◆ Task goal:
Go through the records and copy each line where the word "定义集合" occurs.

A block of data

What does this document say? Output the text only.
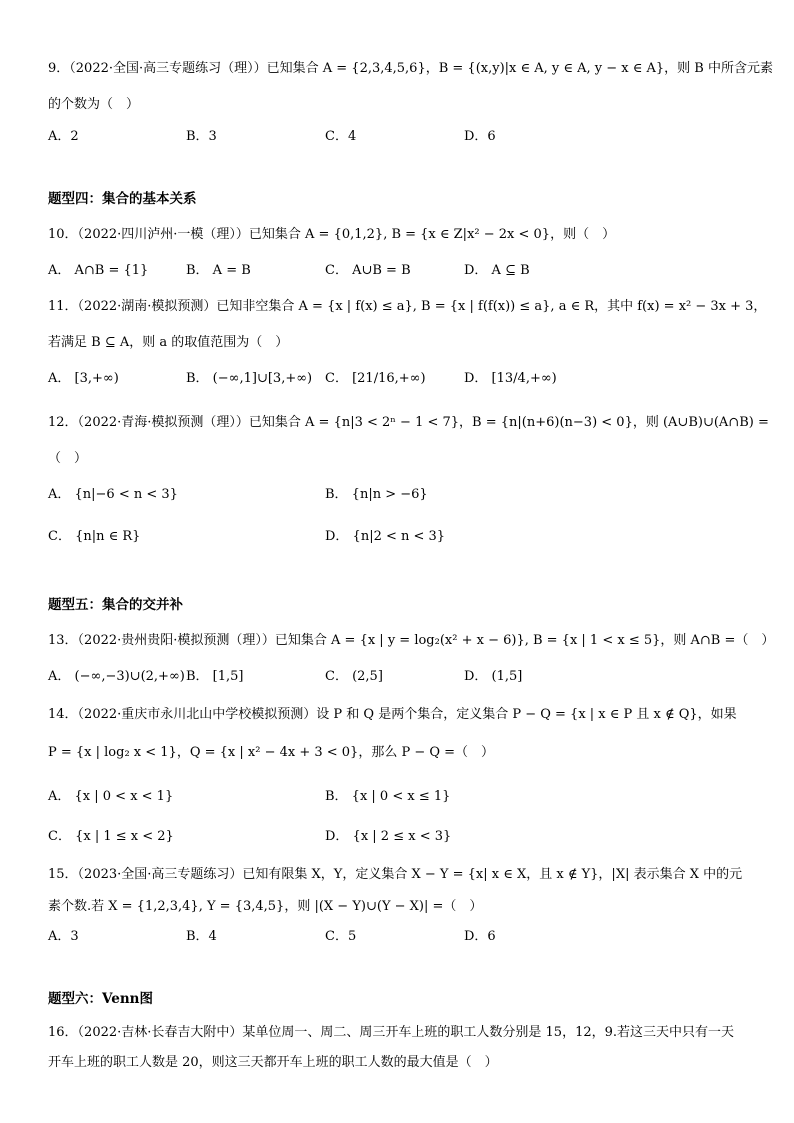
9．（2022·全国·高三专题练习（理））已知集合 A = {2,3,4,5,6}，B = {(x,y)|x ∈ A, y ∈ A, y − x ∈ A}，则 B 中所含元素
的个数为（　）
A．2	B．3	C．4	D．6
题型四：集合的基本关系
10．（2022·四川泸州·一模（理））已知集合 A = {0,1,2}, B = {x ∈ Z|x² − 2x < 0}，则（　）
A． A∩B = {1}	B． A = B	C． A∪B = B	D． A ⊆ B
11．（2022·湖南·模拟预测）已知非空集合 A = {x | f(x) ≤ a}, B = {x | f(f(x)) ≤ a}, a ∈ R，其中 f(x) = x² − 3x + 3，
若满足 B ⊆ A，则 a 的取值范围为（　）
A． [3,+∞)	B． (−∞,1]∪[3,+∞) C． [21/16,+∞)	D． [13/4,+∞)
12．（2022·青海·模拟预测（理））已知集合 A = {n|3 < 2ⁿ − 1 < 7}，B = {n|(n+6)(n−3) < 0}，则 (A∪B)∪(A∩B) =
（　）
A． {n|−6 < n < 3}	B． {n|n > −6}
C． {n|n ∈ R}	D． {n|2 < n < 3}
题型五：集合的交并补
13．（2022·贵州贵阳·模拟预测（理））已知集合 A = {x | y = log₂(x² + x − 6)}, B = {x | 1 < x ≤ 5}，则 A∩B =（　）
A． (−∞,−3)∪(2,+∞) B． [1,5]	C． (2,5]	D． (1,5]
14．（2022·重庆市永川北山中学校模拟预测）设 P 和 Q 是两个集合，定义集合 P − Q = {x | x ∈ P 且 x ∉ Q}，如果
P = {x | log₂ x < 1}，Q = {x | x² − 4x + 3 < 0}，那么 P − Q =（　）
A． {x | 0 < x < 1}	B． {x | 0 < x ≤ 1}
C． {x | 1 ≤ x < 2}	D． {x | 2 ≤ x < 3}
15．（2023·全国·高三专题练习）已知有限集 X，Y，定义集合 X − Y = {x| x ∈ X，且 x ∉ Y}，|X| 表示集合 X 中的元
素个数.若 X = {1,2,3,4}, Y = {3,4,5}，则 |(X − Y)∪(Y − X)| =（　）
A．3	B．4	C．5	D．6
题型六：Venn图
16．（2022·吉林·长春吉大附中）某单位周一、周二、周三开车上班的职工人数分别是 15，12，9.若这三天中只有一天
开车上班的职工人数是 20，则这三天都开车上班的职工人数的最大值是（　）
==
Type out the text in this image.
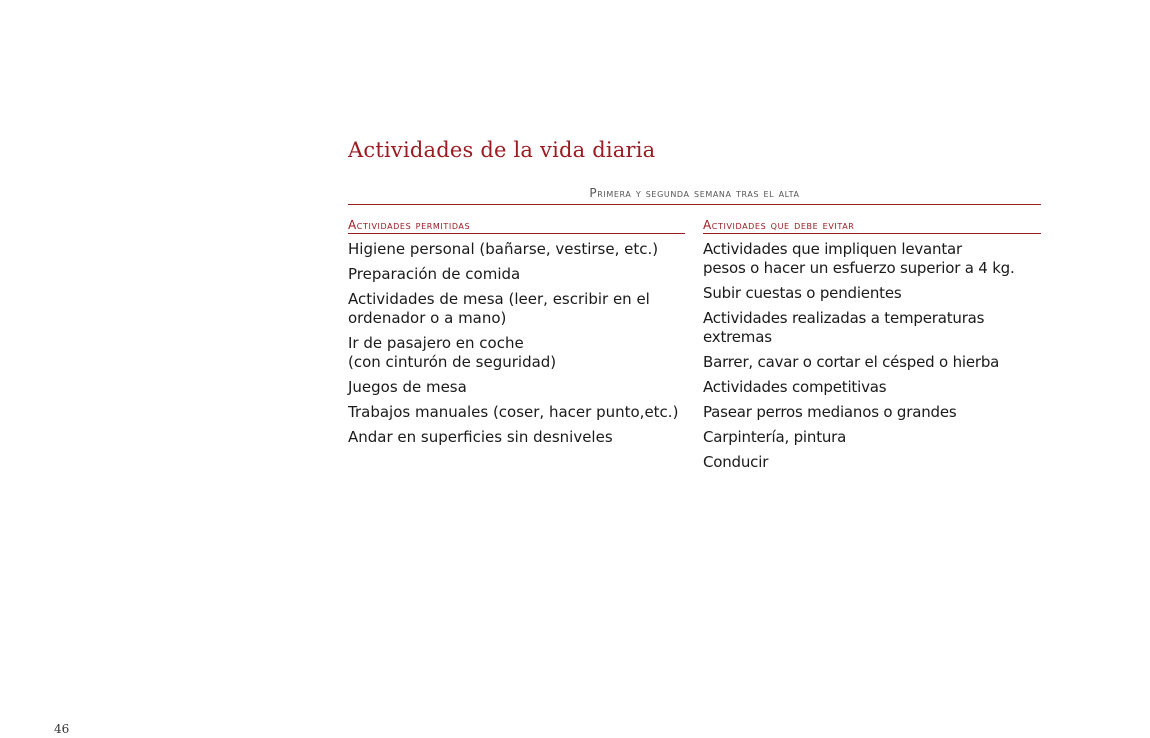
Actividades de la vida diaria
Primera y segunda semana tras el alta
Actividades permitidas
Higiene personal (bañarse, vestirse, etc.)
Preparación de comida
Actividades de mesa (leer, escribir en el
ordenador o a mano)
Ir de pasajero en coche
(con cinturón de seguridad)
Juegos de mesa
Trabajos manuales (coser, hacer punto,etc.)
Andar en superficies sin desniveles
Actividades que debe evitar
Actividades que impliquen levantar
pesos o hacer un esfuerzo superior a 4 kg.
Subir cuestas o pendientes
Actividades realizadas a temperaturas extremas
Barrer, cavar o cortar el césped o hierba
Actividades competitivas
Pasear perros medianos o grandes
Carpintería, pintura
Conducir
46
...
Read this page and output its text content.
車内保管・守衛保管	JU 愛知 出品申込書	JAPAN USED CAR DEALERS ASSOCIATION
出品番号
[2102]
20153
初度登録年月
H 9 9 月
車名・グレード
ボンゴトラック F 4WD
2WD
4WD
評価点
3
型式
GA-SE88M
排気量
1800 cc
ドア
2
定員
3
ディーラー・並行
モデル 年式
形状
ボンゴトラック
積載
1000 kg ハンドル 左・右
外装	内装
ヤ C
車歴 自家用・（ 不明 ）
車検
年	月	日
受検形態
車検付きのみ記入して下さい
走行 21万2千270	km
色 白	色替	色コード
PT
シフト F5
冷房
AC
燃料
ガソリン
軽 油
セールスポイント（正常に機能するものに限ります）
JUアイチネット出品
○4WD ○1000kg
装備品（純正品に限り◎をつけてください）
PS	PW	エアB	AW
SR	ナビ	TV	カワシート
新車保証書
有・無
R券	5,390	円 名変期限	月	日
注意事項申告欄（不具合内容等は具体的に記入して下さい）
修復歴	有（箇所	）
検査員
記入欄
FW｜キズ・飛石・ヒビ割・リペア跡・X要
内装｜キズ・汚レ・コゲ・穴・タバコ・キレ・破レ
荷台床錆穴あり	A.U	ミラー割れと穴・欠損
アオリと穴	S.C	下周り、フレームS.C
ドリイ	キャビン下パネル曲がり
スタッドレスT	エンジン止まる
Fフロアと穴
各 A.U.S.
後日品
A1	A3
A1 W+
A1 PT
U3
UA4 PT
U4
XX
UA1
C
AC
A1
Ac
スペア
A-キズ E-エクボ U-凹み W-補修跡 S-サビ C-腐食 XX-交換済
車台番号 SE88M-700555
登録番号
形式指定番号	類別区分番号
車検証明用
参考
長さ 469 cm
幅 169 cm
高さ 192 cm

◆ Solution to the problem:
14．（2022·重庆市永川北山中学校模拟预测）设 P 和 Q 是两个集合，定义集合 P − Q = {x | x ∈ P 且 x ∉ Q}，如果
15．（2023·全国·高三专题练习）已知有限集 X，Y，定义集合 X − Y = {x| x ∈ X，且 x ∉ Y}，|X| 表示集合 X 中的元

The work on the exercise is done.